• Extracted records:
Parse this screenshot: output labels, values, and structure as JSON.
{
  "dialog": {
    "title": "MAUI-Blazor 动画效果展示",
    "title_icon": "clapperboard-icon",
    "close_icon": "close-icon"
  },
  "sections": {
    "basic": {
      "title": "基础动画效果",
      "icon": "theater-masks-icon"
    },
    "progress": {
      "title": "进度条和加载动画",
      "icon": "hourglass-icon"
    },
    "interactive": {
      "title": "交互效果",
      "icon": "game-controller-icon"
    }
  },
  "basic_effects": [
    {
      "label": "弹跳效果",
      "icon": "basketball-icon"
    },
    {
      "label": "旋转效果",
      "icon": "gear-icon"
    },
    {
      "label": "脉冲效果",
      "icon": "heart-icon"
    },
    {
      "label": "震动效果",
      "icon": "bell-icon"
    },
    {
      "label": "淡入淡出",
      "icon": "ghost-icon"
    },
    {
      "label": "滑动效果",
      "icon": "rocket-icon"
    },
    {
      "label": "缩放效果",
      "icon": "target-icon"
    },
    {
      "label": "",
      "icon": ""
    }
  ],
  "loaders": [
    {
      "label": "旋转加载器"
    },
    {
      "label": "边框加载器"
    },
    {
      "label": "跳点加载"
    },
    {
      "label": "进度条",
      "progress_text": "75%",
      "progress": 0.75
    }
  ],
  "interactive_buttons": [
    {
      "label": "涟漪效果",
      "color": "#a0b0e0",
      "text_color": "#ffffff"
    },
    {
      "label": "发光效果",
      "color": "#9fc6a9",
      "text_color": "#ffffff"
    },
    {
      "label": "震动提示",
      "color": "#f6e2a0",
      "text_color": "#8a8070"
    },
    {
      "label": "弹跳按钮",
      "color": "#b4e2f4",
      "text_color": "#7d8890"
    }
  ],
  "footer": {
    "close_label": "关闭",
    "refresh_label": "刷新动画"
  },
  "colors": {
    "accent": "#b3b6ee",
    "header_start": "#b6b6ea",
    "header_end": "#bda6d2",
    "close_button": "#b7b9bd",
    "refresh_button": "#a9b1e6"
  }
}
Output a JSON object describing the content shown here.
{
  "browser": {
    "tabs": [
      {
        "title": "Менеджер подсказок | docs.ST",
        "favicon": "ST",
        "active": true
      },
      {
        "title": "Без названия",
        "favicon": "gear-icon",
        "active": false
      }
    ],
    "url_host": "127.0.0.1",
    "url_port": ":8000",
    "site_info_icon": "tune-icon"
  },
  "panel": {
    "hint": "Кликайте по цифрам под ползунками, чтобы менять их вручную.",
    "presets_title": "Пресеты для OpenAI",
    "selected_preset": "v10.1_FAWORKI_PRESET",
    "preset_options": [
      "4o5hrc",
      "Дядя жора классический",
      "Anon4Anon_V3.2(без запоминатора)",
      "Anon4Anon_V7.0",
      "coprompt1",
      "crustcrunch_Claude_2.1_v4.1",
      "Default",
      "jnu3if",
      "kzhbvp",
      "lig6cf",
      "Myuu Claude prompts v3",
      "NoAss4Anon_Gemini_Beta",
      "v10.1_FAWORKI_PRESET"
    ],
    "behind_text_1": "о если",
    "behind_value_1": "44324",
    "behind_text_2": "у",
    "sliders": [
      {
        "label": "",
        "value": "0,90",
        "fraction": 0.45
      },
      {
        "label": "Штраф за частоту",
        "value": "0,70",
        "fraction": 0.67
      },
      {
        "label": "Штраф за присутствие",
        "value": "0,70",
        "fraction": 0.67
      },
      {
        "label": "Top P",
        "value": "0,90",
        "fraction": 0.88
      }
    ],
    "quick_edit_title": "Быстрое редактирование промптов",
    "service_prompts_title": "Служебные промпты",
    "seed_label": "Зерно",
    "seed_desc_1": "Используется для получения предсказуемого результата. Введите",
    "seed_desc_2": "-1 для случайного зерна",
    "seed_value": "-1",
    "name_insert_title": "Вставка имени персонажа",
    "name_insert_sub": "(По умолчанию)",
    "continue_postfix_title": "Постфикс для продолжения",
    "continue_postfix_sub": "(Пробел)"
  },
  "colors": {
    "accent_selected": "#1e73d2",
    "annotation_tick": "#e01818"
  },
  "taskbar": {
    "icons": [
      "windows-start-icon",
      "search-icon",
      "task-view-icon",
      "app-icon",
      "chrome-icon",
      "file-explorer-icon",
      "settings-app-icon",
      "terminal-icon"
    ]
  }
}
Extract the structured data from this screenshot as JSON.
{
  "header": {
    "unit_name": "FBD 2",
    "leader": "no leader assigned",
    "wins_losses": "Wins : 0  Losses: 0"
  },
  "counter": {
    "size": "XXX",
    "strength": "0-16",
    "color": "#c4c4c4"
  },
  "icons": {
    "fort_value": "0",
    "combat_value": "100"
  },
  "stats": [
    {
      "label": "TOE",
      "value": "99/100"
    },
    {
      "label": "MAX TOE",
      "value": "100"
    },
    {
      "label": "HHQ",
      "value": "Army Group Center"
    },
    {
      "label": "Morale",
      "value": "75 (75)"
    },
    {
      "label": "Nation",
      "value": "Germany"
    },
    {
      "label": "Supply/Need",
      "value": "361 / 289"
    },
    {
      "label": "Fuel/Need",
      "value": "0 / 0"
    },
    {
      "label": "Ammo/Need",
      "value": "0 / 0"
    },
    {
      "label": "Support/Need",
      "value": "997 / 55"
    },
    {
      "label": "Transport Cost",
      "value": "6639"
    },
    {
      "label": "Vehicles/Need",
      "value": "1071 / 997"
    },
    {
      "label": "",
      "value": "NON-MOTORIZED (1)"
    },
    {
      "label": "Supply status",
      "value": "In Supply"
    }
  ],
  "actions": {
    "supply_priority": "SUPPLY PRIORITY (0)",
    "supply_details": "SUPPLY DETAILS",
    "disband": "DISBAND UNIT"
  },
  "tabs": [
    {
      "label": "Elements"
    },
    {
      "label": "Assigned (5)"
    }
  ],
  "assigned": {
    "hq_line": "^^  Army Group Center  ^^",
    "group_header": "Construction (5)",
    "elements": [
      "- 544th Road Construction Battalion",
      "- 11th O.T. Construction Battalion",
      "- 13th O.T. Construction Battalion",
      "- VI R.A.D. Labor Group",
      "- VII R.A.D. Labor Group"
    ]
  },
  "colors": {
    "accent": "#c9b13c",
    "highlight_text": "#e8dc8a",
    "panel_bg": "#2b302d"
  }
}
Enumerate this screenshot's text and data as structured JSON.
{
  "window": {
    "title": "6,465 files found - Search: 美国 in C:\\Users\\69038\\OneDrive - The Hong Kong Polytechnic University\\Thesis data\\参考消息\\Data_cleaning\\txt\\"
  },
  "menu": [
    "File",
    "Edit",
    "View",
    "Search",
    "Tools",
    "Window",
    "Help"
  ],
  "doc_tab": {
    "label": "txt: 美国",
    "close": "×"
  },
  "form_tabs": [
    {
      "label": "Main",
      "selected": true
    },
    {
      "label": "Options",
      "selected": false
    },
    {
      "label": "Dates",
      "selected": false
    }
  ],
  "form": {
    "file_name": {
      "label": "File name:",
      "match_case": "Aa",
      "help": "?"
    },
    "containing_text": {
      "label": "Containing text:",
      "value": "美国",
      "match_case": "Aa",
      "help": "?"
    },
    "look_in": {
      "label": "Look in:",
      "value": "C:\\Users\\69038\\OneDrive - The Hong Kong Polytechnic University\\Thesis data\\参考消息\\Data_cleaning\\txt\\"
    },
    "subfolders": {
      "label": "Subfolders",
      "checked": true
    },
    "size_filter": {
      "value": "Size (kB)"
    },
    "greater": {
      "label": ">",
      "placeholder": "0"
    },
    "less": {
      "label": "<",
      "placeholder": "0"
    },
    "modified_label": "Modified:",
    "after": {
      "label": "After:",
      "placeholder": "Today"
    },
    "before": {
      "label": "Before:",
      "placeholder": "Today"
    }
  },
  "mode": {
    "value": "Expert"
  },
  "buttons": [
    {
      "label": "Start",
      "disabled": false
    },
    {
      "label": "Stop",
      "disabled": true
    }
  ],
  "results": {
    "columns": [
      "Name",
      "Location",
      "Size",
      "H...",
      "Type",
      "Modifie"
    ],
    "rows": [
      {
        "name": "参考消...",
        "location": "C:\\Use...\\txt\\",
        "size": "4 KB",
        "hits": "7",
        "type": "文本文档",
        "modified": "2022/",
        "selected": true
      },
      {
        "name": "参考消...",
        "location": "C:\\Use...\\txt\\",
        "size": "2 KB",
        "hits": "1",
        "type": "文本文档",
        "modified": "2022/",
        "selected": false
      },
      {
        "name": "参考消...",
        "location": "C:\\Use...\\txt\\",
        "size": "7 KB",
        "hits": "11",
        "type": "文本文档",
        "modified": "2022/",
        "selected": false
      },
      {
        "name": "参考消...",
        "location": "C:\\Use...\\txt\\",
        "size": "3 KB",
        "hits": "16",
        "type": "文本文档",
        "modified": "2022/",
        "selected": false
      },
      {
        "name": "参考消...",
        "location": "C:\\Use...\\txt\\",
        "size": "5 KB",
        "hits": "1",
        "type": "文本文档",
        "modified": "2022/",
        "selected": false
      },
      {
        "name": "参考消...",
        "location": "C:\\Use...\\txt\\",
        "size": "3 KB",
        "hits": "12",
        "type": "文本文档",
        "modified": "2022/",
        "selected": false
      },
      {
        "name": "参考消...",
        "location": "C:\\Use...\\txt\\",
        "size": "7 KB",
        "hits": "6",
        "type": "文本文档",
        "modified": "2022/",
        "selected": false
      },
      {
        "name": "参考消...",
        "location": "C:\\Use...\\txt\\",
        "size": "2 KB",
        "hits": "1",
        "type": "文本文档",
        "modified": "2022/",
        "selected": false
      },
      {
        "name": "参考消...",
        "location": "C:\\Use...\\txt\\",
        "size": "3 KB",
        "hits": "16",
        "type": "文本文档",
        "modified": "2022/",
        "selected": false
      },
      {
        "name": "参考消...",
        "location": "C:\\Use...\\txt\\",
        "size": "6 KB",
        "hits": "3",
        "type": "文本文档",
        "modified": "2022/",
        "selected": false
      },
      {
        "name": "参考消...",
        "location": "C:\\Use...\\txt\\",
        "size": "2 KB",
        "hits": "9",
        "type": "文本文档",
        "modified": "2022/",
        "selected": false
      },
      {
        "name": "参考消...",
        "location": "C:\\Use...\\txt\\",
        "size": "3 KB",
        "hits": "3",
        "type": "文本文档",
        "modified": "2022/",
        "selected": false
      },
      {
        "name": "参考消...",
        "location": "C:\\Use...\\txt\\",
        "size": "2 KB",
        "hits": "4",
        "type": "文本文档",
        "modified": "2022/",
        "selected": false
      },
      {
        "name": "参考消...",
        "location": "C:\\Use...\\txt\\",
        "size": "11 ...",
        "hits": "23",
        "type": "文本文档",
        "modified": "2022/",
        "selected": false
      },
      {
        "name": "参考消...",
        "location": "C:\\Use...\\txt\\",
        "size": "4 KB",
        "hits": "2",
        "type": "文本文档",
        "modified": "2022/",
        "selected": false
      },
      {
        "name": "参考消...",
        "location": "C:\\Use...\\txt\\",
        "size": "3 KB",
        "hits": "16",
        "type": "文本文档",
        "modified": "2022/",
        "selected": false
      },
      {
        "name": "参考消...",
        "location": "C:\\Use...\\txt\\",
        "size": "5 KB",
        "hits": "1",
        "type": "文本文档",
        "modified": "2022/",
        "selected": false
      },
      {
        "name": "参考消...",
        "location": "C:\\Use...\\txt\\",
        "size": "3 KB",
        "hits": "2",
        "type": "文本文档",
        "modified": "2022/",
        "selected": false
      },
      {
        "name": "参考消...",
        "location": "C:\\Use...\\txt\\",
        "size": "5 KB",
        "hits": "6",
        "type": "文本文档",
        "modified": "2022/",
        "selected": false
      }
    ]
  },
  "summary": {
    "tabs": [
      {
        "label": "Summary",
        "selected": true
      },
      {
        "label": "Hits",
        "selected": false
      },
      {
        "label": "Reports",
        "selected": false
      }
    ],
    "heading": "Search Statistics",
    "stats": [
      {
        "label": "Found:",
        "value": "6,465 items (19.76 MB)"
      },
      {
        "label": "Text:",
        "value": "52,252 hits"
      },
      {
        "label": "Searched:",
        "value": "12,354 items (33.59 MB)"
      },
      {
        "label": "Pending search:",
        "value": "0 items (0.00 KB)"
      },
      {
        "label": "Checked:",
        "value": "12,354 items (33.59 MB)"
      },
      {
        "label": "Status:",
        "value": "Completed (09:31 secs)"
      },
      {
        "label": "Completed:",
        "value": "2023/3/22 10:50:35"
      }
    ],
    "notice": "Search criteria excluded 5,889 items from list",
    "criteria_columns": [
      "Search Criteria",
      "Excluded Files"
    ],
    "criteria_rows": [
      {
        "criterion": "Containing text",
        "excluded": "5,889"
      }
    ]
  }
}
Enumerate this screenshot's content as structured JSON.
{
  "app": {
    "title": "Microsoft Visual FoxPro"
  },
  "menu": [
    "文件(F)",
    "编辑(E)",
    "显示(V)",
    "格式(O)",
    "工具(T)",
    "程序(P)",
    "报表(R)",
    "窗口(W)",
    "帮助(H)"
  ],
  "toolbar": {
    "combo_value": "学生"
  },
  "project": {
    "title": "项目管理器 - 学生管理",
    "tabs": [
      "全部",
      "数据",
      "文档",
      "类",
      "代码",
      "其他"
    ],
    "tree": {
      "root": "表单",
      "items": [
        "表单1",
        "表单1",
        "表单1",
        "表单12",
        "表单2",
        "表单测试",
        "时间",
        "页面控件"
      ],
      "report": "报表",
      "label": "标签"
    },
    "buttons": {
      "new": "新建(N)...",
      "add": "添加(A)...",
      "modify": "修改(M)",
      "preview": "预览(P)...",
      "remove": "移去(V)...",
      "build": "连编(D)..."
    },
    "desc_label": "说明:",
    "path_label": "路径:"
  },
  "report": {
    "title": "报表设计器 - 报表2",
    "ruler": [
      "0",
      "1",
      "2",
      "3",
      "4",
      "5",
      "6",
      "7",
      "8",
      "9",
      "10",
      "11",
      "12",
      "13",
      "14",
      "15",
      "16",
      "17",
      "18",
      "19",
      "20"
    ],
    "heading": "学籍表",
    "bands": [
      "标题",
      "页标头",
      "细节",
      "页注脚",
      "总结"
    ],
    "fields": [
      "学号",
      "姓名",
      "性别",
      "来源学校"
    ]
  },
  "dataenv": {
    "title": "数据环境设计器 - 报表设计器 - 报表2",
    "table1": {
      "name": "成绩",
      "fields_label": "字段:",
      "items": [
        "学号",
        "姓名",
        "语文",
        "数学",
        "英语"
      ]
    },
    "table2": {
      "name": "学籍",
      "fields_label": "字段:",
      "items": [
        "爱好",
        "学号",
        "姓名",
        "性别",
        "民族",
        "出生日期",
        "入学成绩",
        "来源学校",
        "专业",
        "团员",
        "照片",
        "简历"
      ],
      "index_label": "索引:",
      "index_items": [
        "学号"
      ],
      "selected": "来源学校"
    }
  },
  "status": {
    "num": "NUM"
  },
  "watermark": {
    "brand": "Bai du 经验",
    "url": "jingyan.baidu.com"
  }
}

• Problem details: Show every line that contains the word "Polytechnic".

• Written response:
    "title": "6,465 files found - Search: 美国 in C:\\Users\\69038\\OneDrive - The Hong Kong Polytechnic University\\Thesis data\\参考消息\\Data_cleaning\\txt\\"
      "value": "C:\\Users\\69038\\OneDrive - The Hong Kong Polytechnic University\\Thesis data\\参考消息\\Data_cleaning\\txt\\"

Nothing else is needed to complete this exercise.